[Stored entries]
###

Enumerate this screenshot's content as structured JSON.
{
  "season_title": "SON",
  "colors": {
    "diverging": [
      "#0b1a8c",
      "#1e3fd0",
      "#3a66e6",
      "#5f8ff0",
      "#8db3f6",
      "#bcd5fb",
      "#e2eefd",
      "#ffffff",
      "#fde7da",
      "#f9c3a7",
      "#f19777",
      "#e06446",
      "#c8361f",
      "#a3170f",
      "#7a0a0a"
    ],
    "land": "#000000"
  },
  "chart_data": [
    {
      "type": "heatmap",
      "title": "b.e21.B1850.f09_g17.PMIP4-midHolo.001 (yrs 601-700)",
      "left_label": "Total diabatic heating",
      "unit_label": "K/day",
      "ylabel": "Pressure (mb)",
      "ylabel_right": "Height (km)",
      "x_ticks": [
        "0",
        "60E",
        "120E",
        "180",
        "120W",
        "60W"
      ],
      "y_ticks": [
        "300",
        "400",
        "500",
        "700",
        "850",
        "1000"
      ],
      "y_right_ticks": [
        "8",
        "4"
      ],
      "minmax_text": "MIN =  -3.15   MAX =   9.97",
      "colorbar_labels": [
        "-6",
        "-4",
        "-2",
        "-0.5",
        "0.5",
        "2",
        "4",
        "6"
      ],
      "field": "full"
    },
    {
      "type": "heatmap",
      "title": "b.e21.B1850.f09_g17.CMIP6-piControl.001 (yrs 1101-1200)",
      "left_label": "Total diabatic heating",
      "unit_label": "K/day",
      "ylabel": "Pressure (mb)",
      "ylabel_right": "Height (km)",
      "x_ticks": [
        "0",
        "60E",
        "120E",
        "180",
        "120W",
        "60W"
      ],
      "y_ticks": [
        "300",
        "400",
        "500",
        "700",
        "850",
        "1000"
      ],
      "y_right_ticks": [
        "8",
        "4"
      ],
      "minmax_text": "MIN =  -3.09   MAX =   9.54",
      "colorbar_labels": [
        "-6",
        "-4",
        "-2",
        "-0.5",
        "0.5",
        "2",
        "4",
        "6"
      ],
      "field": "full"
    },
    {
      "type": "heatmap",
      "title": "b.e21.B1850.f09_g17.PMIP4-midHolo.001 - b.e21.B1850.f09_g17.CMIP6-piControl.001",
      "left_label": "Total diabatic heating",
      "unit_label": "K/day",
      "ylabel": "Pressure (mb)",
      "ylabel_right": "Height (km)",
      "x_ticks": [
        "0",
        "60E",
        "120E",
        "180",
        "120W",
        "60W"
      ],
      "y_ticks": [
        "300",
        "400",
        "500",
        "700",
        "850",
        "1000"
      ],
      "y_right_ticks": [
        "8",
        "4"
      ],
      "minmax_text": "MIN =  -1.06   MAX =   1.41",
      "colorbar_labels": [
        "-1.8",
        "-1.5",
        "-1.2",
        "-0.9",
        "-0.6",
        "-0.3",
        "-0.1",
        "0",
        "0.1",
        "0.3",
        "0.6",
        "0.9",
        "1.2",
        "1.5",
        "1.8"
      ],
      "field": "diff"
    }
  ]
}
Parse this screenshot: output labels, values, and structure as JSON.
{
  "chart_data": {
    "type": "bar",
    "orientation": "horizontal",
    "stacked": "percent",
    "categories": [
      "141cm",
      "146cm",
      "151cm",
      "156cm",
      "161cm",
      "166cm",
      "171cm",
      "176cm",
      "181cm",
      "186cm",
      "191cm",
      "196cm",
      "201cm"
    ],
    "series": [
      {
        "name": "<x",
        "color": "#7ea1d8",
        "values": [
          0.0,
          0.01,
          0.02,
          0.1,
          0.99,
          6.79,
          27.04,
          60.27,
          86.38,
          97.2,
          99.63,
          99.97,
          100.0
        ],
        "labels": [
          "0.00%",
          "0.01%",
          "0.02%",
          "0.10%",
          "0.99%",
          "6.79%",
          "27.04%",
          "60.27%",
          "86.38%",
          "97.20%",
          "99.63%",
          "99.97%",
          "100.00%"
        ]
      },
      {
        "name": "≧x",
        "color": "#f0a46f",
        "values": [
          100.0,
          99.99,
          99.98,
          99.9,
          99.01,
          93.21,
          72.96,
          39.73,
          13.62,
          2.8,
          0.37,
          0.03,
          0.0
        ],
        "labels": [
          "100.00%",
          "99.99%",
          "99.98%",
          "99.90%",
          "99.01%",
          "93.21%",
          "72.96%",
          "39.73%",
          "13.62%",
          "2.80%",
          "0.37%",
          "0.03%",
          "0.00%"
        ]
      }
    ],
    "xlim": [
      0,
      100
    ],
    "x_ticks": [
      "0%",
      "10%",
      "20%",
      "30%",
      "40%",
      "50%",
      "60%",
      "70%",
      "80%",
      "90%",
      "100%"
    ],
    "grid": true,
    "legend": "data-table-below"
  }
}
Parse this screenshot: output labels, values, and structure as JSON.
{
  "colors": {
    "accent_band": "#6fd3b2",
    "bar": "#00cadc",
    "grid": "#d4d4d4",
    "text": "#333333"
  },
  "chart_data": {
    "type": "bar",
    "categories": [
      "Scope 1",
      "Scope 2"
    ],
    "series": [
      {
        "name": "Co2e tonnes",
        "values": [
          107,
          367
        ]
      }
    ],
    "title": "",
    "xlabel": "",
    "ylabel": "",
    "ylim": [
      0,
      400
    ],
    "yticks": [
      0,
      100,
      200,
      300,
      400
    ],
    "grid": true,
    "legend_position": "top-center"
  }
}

###

**Exercise goal:** Find the word "midHolo" in the entries above and gather every line that holds it.

**Problem solution:**
      "title": "b.e21.B1850.f09_g17.PMIP4-midHolo.001 (yrs 601-700)",
      "title": "b.e21.B1850.f09_g17.PMIP4-midHolo.001 - b.e21.B1850.f09_g17.CMIP6-piControl.001",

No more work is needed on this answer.